» **Task description**
Keep only the lines where "timestamp" appears.

* Start *

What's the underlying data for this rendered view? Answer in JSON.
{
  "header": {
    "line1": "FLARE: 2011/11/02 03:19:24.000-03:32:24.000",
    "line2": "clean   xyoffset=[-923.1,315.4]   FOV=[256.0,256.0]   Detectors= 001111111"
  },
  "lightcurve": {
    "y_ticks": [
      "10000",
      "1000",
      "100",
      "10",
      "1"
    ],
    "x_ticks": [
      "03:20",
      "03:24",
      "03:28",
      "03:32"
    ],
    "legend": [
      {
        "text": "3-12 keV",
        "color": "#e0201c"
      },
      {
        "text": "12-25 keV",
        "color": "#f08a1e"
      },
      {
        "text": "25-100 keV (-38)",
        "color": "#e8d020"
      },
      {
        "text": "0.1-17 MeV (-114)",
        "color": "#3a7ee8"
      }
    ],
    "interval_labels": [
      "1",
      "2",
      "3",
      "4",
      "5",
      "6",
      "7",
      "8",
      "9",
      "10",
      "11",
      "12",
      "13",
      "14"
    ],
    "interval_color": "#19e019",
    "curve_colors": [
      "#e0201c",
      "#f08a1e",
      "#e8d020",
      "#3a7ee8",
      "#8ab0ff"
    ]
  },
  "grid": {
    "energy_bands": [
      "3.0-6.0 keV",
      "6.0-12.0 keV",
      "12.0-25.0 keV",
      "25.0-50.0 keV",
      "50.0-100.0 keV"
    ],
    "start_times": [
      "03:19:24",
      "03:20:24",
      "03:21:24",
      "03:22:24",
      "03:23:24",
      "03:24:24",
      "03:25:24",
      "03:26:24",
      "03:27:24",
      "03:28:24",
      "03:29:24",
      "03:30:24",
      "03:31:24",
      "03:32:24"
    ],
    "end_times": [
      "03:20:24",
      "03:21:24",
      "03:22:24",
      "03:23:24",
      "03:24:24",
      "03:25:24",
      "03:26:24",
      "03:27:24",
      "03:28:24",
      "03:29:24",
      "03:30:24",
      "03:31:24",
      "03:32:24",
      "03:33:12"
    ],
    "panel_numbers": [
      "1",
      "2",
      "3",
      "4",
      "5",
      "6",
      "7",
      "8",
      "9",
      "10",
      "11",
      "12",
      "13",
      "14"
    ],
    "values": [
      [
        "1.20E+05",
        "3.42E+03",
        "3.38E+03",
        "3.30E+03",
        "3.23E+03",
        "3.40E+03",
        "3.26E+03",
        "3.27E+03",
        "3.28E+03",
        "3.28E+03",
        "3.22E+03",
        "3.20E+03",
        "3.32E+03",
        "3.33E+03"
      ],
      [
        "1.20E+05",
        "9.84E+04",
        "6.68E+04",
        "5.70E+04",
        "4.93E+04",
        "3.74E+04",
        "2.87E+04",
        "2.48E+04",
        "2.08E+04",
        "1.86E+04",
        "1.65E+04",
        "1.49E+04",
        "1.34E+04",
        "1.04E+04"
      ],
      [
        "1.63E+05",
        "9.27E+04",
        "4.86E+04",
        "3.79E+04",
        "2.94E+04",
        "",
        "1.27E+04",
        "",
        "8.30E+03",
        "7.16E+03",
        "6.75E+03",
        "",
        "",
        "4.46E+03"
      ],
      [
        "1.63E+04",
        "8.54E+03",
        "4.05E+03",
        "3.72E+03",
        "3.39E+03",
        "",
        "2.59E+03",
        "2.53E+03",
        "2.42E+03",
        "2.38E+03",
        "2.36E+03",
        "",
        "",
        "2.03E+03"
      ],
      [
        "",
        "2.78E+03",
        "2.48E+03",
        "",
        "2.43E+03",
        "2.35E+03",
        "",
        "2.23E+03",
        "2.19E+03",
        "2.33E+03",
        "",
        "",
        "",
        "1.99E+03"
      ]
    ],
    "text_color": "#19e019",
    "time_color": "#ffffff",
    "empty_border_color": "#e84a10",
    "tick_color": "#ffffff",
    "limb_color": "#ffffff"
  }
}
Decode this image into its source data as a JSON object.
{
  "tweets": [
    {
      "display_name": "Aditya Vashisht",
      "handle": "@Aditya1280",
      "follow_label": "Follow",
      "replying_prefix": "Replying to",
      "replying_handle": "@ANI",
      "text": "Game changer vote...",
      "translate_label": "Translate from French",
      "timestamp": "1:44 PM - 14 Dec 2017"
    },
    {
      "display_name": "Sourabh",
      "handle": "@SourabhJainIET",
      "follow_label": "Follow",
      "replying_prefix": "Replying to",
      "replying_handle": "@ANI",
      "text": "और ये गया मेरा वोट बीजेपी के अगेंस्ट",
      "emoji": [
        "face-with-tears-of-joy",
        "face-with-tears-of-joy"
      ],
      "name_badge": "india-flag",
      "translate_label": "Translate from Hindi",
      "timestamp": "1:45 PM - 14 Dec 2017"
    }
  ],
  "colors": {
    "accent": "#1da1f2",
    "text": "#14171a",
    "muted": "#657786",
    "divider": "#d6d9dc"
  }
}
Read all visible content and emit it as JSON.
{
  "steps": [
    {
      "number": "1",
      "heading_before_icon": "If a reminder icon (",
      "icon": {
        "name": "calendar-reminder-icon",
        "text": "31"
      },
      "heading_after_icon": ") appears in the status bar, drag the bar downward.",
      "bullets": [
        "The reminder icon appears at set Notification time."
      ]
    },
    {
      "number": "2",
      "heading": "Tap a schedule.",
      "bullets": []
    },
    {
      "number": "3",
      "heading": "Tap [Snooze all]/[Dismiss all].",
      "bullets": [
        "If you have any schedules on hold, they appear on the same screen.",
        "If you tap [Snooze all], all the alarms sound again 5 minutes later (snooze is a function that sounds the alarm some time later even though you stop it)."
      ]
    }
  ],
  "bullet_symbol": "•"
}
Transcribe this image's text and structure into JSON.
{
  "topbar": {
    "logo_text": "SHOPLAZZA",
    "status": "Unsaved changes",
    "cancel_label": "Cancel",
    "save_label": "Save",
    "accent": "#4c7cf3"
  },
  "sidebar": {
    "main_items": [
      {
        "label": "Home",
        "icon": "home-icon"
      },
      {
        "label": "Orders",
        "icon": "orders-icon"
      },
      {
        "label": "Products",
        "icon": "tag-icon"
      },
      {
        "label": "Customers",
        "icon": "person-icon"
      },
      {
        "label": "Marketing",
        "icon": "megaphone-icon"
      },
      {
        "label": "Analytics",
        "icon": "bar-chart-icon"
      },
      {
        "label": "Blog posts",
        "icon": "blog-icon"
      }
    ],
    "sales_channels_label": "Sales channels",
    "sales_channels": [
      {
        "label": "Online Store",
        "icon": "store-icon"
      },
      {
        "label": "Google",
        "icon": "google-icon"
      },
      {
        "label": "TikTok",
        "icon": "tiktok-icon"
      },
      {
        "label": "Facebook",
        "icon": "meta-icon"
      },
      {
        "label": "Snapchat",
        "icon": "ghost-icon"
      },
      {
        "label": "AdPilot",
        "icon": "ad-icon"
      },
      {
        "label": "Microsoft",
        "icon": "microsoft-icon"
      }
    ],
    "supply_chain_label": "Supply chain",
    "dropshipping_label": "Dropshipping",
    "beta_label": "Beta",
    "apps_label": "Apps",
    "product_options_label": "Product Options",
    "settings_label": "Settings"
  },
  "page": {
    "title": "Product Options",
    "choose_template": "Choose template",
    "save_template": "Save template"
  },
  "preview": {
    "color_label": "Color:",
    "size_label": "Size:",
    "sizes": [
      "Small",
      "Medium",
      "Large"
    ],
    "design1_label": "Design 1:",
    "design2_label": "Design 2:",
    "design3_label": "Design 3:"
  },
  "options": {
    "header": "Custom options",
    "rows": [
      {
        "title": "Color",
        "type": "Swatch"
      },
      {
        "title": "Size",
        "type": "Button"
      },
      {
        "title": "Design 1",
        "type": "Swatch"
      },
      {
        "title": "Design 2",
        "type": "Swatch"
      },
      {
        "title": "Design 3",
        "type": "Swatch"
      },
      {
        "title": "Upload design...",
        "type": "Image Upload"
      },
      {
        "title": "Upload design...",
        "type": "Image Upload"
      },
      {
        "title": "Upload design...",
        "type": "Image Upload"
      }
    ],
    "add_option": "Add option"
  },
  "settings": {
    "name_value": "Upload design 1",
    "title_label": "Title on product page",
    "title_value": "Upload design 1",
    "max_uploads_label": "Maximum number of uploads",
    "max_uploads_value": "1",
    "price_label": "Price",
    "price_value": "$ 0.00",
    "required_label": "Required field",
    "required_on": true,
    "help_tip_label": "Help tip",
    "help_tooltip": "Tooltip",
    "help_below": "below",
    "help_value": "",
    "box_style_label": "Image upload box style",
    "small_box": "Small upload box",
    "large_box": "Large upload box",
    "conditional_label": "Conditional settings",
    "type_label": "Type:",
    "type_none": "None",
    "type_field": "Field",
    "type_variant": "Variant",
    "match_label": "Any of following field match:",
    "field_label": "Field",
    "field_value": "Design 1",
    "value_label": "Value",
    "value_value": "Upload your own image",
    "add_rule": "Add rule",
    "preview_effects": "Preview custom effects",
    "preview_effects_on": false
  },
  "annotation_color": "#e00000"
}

* End *

» **Task output**
      "timestamp": "1:44 PM - 14 Dec 2017"
      "timestamp": "1:45 PM - 14 Dec 2017"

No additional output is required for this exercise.